▶ [Source passage]:
= Latino theater in the United States =

Latino theater presents a wide range of aesthetic approaches, dramatic structures, and themes, ranging from love, romance, immigration, border politics, nation building, incarceration, and social justice. Whether of a linguistic, ethnic, political, cultural or sexual nature, the plays often have a social justice component involving Latino people living in the United States. The Oxcart by René Marqués, Marisol by José Rivera, and In the Heights by Lin-Manuel Miranda are examples of staged Broadway plays. There is also a strong tradition of Latino avant-garde and absurdist theater, which double as political satires; prime examples include The Masses are Asses by Pedro Pietri and United States of Banana by Giannina Braschi.

Spanish language theater companies and in Latino theater festivals in the United States present Spanish, Spanglish, English language plays in major American cities, including New York, Chicago, Tucson, Seattle, Denver.

== Assimilation in Latino/Hispanic Theater ==
In the early 20th century, adaptation, and assimilation of Latino immigrants to the United States, and the use of their own version of their language in America, began to translate into the written work of Latino theater. One of the first mainstream plays that was written about the Latino culture and immigration experience in the United States was The Oxcart by René Marqués. The Oxcart dramatizes the conflicts between Puerto Rican belonging and displacement on the mainland. 21st century Puerto Rican and Nuyorican dramatic works address not only American culture but the actual formation of the United States government. Examples are the Broadway musical Hamilton by Lin-Manuel Miranda, which tells the story of the American revolution in 1776, and the postcolonial experimental United States of Banana by Giannina Braschi who dramatizes the collapse of the American empire on September 11, 2001.

▶ [Problem set]:
[1] In the article on Latino theater, what does United States of Banana by Giannina Braschi dramatize?
[2] Repeat a passage from the article on Latino theater word for word: begin at the words "Latino theater presents" and stop after "by Giannina Braschi.".
[3] Pick up the article on Latino theater after its final sentence and keep writing it.
The material after this point is separate from the article on Latino theater.

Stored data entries
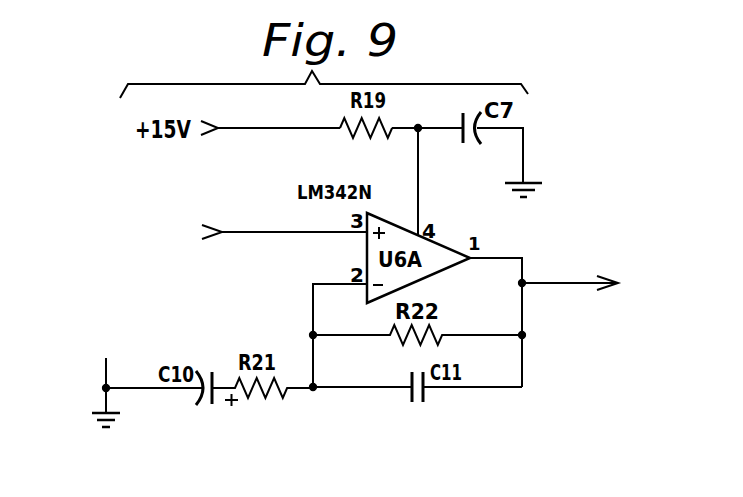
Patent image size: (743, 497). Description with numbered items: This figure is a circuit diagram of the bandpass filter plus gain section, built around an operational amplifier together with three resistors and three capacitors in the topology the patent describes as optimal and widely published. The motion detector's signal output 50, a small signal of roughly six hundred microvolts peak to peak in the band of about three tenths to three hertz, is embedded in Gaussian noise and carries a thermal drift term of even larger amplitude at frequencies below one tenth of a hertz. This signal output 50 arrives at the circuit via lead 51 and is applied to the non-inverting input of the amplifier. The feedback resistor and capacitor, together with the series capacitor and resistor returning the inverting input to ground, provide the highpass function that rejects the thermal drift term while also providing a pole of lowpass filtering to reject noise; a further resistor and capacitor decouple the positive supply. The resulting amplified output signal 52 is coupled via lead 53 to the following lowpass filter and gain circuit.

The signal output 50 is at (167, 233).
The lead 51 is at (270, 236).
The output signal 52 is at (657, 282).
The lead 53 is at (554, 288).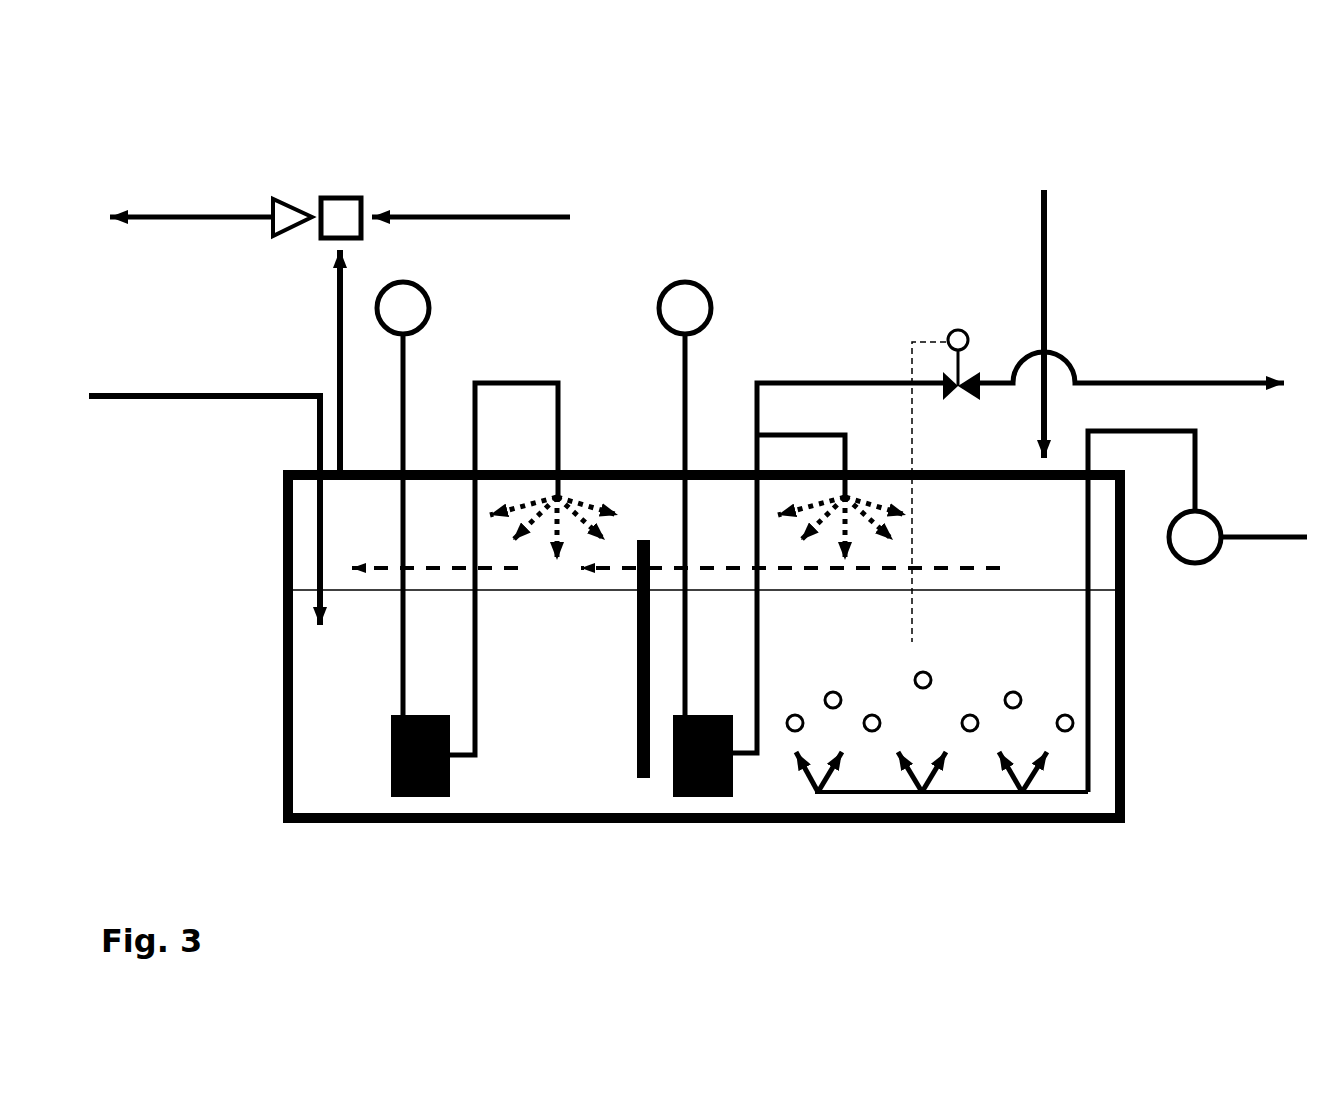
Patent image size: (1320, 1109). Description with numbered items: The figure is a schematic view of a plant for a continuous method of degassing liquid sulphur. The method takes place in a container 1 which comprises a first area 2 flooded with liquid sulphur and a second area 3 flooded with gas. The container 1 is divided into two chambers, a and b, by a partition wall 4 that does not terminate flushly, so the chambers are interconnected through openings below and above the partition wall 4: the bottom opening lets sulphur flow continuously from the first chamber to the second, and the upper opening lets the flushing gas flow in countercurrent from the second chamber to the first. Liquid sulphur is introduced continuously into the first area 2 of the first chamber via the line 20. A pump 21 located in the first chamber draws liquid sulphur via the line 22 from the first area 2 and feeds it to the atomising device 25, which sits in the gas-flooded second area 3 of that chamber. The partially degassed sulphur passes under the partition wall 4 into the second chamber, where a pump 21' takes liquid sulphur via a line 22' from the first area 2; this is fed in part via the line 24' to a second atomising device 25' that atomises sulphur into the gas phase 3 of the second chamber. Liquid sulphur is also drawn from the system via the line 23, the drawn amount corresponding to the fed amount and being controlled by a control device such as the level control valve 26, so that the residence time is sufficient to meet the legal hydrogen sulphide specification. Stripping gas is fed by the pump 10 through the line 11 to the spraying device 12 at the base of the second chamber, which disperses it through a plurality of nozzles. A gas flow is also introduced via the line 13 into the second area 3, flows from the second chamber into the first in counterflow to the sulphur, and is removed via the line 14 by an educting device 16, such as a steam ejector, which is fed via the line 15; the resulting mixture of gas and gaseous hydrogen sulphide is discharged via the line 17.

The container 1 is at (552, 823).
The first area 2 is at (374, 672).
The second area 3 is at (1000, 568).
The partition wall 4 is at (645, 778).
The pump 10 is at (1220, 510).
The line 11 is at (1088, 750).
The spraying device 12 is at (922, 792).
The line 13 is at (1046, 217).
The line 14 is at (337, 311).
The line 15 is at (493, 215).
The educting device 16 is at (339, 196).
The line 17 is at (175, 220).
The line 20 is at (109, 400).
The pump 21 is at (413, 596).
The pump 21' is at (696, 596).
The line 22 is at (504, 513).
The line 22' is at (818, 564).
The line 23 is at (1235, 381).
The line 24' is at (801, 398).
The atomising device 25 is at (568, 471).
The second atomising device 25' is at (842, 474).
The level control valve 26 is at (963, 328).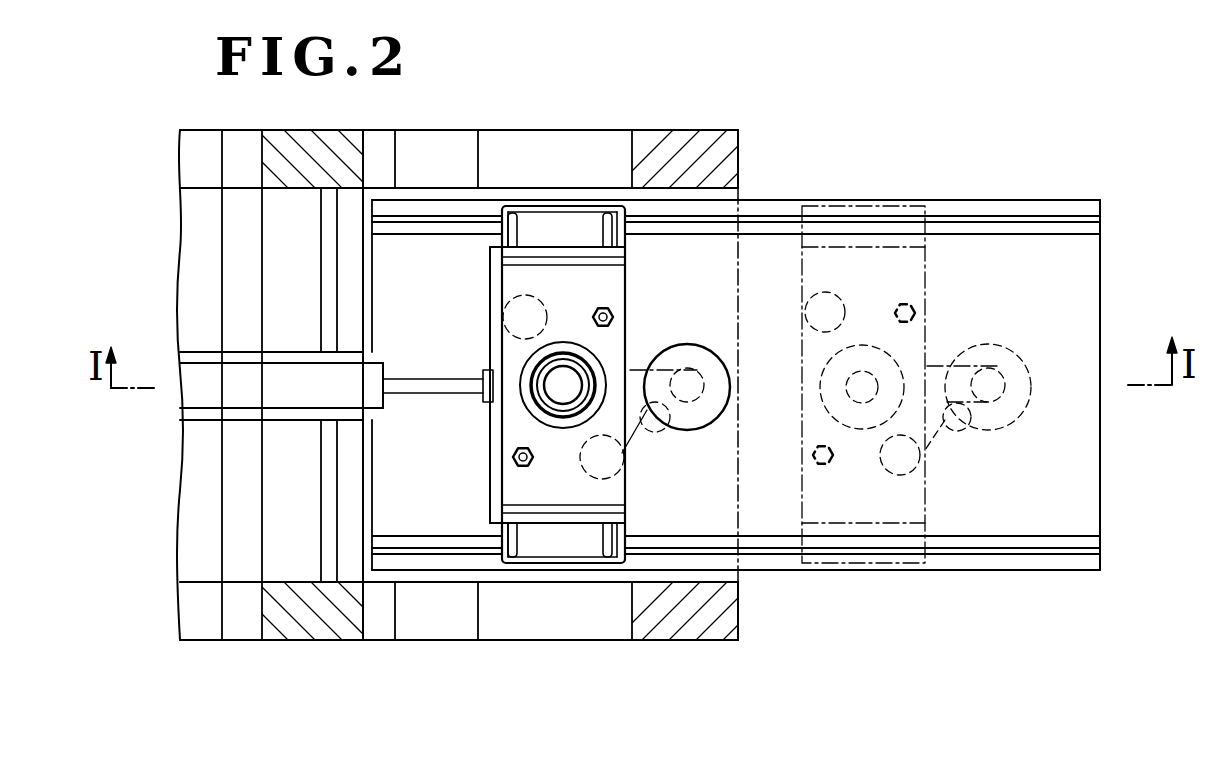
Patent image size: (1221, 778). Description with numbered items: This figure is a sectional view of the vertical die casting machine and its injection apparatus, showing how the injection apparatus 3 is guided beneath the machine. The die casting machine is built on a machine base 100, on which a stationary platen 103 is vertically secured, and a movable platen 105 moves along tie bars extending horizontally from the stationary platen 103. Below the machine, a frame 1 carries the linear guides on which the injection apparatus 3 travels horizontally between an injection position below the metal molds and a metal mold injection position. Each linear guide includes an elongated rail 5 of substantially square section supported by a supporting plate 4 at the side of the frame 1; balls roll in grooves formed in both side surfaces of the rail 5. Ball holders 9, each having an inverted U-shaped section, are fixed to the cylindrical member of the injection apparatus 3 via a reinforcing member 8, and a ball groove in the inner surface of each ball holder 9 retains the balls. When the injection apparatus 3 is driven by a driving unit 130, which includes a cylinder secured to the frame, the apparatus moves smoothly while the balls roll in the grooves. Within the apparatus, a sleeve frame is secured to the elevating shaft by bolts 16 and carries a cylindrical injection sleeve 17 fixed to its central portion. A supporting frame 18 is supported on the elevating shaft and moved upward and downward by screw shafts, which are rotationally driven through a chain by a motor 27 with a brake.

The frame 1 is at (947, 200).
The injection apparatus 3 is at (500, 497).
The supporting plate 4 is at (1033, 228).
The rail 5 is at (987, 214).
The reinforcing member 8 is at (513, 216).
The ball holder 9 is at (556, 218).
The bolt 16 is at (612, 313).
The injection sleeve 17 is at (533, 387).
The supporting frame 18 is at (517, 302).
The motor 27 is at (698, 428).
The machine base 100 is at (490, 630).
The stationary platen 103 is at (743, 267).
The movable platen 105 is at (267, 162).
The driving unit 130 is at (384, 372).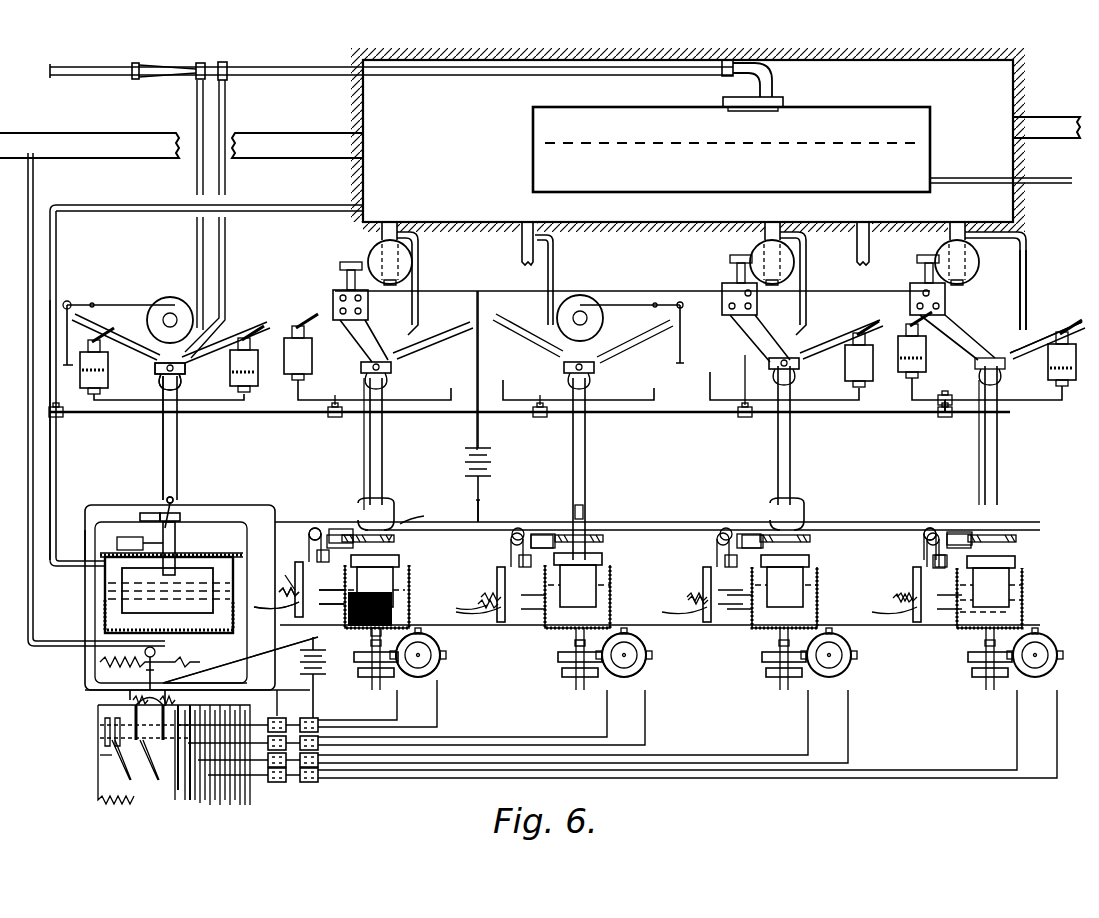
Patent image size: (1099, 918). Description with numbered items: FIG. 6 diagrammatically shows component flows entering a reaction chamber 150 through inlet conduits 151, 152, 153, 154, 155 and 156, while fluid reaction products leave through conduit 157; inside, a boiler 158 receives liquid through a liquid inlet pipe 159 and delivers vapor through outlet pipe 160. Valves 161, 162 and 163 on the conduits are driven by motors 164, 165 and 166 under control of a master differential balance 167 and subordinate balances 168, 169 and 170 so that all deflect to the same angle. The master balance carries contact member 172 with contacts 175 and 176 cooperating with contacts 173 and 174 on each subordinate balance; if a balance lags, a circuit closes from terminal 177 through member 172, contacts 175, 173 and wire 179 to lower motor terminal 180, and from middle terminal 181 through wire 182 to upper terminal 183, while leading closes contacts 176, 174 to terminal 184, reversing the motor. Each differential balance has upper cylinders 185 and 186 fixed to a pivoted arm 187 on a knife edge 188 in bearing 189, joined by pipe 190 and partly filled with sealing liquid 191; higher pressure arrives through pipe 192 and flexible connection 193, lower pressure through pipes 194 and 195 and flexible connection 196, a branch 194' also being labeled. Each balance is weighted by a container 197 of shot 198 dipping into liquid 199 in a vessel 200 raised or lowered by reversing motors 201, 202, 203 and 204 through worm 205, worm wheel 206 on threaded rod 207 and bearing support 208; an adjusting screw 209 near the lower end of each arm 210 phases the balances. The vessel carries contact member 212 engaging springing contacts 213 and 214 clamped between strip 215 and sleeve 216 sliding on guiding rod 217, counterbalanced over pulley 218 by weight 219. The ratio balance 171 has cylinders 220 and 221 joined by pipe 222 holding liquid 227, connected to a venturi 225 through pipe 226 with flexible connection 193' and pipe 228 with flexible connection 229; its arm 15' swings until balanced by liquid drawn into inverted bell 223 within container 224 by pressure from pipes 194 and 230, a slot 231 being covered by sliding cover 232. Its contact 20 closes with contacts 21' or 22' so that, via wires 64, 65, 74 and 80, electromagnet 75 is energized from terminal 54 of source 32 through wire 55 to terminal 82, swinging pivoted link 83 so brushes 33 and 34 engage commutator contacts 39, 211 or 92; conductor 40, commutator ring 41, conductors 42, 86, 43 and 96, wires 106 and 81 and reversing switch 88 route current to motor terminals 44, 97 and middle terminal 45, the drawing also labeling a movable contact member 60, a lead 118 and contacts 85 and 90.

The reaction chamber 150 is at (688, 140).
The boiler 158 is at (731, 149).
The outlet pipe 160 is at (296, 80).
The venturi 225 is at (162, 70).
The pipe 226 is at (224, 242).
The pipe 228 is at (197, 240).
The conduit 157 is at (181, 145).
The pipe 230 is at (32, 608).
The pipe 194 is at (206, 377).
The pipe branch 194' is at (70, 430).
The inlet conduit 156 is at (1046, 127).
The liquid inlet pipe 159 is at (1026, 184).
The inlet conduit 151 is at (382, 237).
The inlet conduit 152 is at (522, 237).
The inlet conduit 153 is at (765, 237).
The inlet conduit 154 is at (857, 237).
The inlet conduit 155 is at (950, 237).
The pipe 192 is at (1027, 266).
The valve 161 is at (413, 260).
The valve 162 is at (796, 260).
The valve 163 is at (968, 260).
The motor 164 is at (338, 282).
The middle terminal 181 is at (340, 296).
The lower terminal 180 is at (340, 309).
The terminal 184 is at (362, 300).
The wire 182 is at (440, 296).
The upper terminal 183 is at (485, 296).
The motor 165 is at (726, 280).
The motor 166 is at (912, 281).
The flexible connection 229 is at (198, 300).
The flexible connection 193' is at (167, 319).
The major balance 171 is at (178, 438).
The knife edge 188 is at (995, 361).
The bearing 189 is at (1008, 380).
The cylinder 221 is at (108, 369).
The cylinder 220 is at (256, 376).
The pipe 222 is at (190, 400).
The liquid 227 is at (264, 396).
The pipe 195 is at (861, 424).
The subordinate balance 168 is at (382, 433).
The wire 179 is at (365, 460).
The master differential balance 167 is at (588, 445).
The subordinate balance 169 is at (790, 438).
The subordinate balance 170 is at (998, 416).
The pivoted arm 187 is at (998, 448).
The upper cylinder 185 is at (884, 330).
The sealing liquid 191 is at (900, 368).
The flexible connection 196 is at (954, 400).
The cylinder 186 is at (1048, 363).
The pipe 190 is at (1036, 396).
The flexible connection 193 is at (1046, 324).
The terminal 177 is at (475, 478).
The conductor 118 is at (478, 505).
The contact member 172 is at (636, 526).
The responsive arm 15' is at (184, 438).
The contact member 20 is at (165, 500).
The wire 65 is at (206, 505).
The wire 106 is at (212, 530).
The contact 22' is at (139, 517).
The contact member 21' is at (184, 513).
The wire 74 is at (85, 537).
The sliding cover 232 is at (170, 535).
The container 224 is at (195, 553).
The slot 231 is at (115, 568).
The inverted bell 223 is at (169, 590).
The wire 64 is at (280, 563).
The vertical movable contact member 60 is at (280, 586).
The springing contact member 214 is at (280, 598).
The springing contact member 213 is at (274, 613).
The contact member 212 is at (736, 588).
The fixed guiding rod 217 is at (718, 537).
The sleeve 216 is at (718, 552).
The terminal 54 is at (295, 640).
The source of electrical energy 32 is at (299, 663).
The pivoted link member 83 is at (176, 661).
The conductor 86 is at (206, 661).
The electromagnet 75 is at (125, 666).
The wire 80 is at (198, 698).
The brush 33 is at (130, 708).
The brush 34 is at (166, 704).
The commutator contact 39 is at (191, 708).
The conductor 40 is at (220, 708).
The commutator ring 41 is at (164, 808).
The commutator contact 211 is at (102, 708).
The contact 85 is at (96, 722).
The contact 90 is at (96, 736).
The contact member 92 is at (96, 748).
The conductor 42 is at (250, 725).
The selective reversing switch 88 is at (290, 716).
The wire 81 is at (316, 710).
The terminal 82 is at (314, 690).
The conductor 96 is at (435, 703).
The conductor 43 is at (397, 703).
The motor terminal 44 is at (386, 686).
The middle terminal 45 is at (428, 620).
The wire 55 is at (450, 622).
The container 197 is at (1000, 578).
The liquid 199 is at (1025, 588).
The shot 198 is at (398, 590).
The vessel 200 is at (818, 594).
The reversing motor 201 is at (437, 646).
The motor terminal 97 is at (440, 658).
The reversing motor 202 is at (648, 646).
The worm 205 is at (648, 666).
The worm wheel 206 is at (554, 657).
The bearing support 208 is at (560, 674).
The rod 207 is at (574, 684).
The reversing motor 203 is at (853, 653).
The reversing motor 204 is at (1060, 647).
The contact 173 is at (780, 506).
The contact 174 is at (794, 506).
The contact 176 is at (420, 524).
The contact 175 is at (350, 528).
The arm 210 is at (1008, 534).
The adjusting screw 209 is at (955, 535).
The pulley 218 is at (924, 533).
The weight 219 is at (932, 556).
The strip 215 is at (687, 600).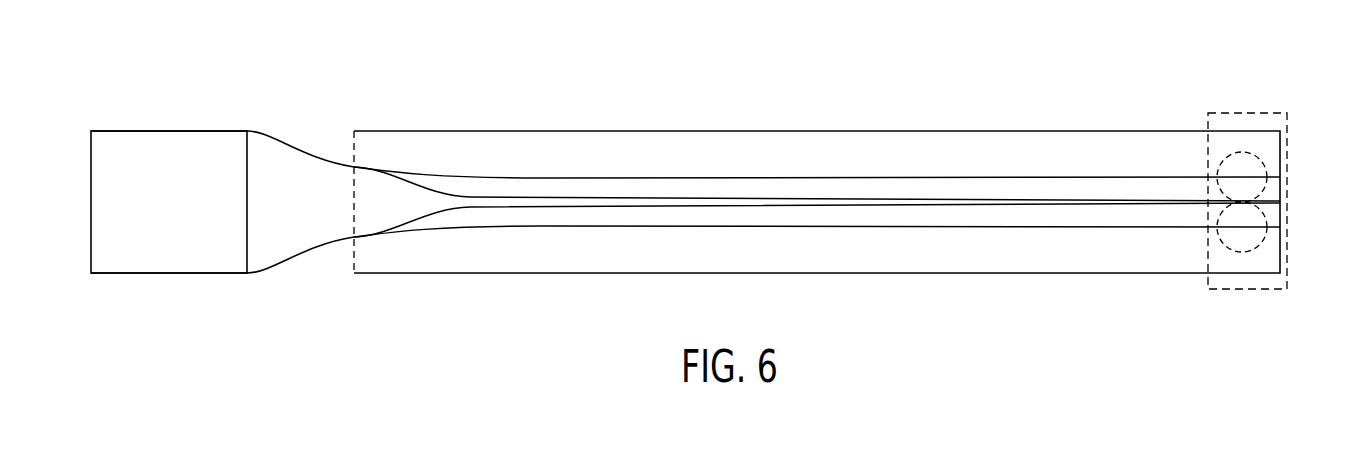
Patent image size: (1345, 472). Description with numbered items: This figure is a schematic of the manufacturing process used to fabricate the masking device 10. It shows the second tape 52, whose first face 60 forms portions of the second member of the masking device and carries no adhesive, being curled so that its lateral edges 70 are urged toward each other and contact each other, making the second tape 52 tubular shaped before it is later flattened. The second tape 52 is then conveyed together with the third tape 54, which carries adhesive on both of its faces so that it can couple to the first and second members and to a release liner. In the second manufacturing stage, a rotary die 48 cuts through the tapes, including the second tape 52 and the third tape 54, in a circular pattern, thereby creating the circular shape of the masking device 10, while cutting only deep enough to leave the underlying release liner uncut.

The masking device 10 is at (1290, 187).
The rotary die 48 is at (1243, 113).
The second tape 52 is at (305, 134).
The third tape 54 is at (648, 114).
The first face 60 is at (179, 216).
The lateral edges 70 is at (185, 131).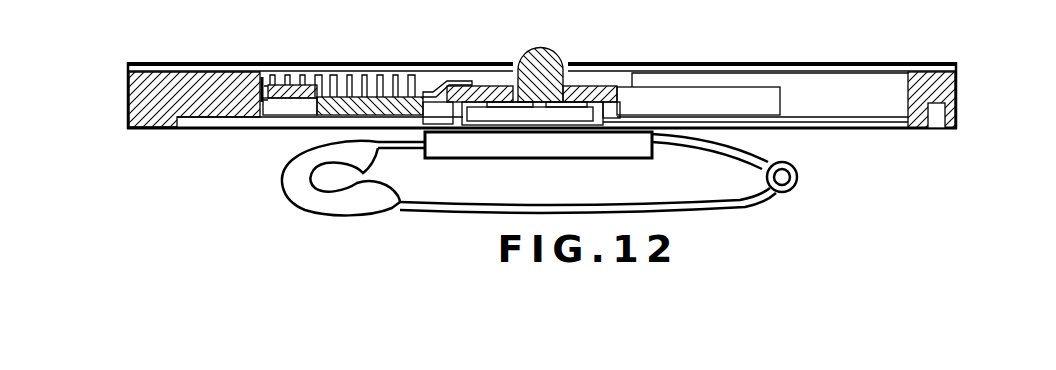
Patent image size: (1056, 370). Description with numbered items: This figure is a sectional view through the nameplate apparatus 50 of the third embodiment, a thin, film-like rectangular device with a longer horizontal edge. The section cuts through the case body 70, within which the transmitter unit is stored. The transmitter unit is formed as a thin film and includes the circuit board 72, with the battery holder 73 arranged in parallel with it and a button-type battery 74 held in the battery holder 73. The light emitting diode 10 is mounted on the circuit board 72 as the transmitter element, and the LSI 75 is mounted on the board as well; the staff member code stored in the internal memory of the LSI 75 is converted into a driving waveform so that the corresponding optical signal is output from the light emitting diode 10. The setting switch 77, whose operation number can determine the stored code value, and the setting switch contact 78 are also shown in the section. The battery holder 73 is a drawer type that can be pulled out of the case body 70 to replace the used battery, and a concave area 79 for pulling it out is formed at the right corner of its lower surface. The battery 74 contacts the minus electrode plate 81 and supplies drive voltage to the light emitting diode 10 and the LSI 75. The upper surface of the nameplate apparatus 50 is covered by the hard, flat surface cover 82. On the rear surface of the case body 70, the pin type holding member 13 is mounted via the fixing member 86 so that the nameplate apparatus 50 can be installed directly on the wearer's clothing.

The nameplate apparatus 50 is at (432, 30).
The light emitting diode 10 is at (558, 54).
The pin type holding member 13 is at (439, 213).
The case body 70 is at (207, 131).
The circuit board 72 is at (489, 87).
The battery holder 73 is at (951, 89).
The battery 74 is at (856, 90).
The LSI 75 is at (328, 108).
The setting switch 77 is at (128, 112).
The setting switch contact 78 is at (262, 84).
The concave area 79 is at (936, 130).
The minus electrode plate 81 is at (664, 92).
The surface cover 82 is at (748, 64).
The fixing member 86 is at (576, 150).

▶ [Results of the exercise]:
[1] The collapse of the American empire on September 11, 2001.

[2]
Latino theater presents a wide range of aesthetic approaches, dramatic structures, and themes, ranging from love, romance, immigration, border politics, nation building, incarceration, and social justice. Whether of a linguistic, ethnic, political, cultural or sexual nature, the plays often have a social justice component involving Latino people living in the United States. The Oxcart by René Marqués, Marisol by José Rivera, and In the Heights by Lin-Manuel Miranda are examples of staged Broadway plays. There is also a strong tradition of Latino avant-garde and absurdist theater, which double as political satires; prime examples include The Masses are Asses by Pedro Pietri and United States of Banana by Giannina Braschi.

[3]
The theater historian Jorge Huerta writes "...you cannot analyze or write about Latina/o theater without also sounding like a sociologist, a political scientist, an ethnographer, etc., because these are all vital discourses in the understanding of our cultures as Latinas and Latinos." He distinguishes the theaters of the three major Latina/o groups – the Chicanas/os, Cuban-Americans and Puerto Ricans – in terms of the history of relations of the three groups with the United States, emphasizing the similarities and differences in their experiences.

Among the Chicano playwrights of note is Luis Alfaro wrote play Oedipus El Rey at The Public Theater reset Oedipus Rex in South Central LA with a Latino Oedipus. Alfaro also adapted Sophocles’ Elektra, which he transformed into Electricidad, a story about a SoCal drug lord. Euripides’ Medea became Mojada: A Medea in Los Angeles. Cherríe Moraga writes feminist theater, including Watsonville/Circle in the Dirt (2002) and The Hungry Woman (2001).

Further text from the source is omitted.